Retype the listing that follows, word for word.

Given records -
Begin
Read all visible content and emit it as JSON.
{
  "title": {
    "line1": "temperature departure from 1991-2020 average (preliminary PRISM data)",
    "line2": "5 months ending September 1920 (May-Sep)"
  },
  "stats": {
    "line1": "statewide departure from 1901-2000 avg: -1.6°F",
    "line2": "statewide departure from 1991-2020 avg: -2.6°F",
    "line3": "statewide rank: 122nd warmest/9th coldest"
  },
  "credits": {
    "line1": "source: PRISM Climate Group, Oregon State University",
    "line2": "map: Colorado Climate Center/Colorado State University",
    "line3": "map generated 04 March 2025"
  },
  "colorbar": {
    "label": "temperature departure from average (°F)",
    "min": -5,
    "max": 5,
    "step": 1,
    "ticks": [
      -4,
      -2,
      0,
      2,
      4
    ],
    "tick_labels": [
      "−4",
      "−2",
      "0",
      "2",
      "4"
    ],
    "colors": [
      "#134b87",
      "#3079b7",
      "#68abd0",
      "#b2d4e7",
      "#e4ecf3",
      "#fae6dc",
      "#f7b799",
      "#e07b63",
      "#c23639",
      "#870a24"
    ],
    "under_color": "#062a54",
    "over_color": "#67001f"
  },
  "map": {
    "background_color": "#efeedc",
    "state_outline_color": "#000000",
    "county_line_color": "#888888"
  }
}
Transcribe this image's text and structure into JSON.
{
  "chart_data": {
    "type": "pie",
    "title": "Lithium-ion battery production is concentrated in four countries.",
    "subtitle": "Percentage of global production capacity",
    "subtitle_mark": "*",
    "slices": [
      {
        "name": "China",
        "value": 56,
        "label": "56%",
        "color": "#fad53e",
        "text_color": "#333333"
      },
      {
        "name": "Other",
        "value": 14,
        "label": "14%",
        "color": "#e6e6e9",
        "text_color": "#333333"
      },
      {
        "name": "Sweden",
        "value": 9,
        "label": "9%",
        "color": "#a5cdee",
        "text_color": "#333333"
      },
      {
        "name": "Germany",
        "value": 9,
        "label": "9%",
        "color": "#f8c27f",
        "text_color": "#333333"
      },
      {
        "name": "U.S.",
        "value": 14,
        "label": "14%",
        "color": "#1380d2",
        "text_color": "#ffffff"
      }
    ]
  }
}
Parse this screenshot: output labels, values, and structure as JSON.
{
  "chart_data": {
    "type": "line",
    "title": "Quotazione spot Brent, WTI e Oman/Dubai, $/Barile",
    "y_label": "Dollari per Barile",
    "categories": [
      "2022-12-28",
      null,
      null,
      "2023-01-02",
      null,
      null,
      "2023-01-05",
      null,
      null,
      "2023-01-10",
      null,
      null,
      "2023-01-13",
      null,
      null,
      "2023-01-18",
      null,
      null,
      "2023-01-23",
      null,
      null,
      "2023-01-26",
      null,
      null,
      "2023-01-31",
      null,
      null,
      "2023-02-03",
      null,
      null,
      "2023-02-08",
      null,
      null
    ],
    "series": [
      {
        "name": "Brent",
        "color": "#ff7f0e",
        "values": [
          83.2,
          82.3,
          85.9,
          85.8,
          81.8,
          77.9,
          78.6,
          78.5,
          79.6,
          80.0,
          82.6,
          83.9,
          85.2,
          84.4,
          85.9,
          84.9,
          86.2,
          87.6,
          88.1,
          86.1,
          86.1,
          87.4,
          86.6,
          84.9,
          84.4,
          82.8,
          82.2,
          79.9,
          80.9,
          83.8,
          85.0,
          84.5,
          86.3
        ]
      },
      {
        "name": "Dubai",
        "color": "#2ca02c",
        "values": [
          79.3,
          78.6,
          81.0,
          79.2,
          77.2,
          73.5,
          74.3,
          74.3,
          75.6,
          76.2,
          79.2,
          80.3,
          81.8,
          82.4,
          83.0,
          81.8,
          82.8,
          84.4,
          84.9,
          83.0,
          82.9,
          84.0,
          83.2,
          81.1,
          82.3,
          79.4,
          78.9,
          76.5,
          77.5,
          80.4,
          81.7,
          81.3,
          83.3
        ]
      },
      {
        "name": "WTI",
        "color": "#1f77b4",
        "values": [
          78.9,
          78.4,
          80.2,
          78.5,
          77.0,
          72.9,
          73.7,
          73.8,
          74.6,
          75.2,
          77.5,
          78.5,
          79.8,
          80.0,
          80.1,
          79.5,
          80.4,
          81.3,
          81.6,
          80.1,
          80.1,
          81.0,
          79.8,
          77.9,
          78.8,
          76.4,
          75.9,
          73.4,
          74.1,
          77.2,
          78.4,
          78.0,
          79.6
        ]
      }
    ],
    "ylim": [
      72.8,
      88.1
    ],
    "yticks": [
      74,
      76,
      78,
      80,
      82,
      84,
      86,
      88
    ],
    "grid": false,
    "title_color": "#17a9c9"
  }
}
End
Full solution -
Read all visible content and emit it as JSON.
{
  "title": {
    "line1": "temperature departure from 1991-2020 average (preliminary PRISM data)",
    "line2": "5 months ending September 1920 (May-Sep)"
  },
  "stats": {
    "line1": "statewide departure from 1901-2000 avg: -1.6°F",
    "line2": "statewide departure from 1991-2020 avg: -2.6°F",
    "line3": "statewide rank: 122nd warmest/9th coldest"
  },
  "credits": {
    "line1": "source: PRISM Climate Group, Oregon State University",
    "line2": "map: Colorado Climate Center/Colorado State University",
    "line3": "map generated 04 March 2025"
  },
  "colorbar": {
    "label": "temperature departure from average (°F)",
    "min": -5,
    "max": 5,
    "step": 1,
    "ticks": [
      -4,
      -2,
      0,
      2,
      4
    ],
    "tick_labels": [
      "−4",
      "−2",
      "0",
      "2",
      "4"
    ],
    "colors": [
      "#134b87",
      "#3079b7",
      "#68abd0",
      "#b2d4e7",
      "#e4ecf3",
      "#fae6dc",
      "#f7b799",
      "#e07b63",
      "#c23639",
      "#870a24"
    ],
    "under_color": "#062a54",
    "over_color": "#67001f"
  },
  "map": {
    "background_color": "#efeedc",
    "state_outline_color": "#000000",
    "county_line_color": "#888888"
  }
}
Transcribe this image's text and structure into JSON.
{
  "chart_data": {
    "type": "pie",
    "title": "Lithium-ion battery production is concentrated in four countries.",
    "subtitle": "Percentage of global production capacity",
    "subtitle_mark": "*",
    "slices": [
      {
        "name": "China",
        "value": 56,
        "label": "56%",
        "color": "#fad53e",
        "text_color": "#333333"
      },
      {
        "name": "Other",
        "value": 14,
        "label": "14%",
        "color": "#e6e6e9",
        "text_color": "#333333"
      },
      {
        "name": "Sweden",
        "value": 9,
        "label": "9%",
        "color": "#a5cdee",
        "text_color": "#333333"
      },
      {
        "name": "Germany",
        "value": 9,
        "label": "9%",
        "color": "#f8c27f",
        "text_color": "#333333"
      },
      {
        "name": "U.S.",
        "value": 14,
        "label": "14%",
        "color": "#1380d2",
        "text_color": "#ffffff"
      }
    ]
  }
}
Parse this screenshot: output labels, values, and structure as JSON.
{
  "chart_data": {
    "type": "line",
    "title": "Quotazione spot Brent, WTI e Oman/Dubai, $/Barile",
    "y_label": "Dollari per Barile",
    "categories": [
      "2022-12-28",
      null,
      null,
      "2023-01-02",
      null,
      null,
      "2023-01-05",
      null,
      null,
      "2023-01-10",
      null,
      null,
      "2023-01-13",
      null,
      null,
      "2023-01-18",
      null,
      null,
      "2023-01-23",
      null,
      null,
      "2023-01-26",
      null,
      null,
      "2023-01-31",
      null,
      null,
      "2023-02-03",
      null,
      null,
      "2023-02-08",
      null,
      null
    ],
    "series": [
      {
        "name": "Brent",
        "color": "#ff7f0e",
        "values": [
          83.2,
          82.3,
          85.9,
          85.8,
          81.8,
          77.9,
          78.6,
          78.5,
          79.6,
          80.0,
          82.6,
          83.9,
          85.2,
          84.4,
          85.9,
          84.9,
          86.2,
          87.6,
          88.1,
          86.1,
          86.1,
          87.4,
          86.6,
          84.9,
          84.4,
          82.8,
          82.2,
          79.9,
          80.9,
          83.8,
          85.0,
          84.5,
          86.3
        ]
      },
      {
        "name": "Dubai",
        "color": "#2ca02c",
        "values": [
          79.3,
          78.6,
          81.0,
          79.2,
          77.2,
          73.5,
          74.3,
          74.3,
          75.6,
          76.2,
          79.2,
          80.3,
          81.8,
          82.4,
          83.0,
          81.8,
          82.8,
          84.4,
          84.9,
          83.0,
          82.9,
          84.0,
          83.2,
          81.1,
          82.3,
          79.4,
          78.9,
          76.5,
          77.5,
          80.4,
          81.7,
          81.3,
          83.3
        ]
      },
      {
        "name": "WTI",
        "color": "#1f77b4",
        "values": [
          78.9,
          78.4,
          80.2,
          78.5,
          77.0,
          72.9,
          73.7,
          73.8,
          74.6,
          75.2,
          77.5,
          78.5,
          79.8,
          80.0,
          80.1,
          79.5,
          80.4,
          81.3,
          81.6,
          80.1,
          80.1,
          81.0,
          79.8,
          77.9,
          78.8,
          76.4,
          75.9,
          73.4,
          74.1,
          77.2,
          78.4,
          78.0,
          79.6
        ]
      }
    ],
    "ylim": [
      72.8,
      88.1
    ],
    "yticks": [
      74,
      76,
      78,
      80,
      82,
      84,
      86,
      88
    ],
    "grid": false,
    "title_color": "#17a9c9"
  }
}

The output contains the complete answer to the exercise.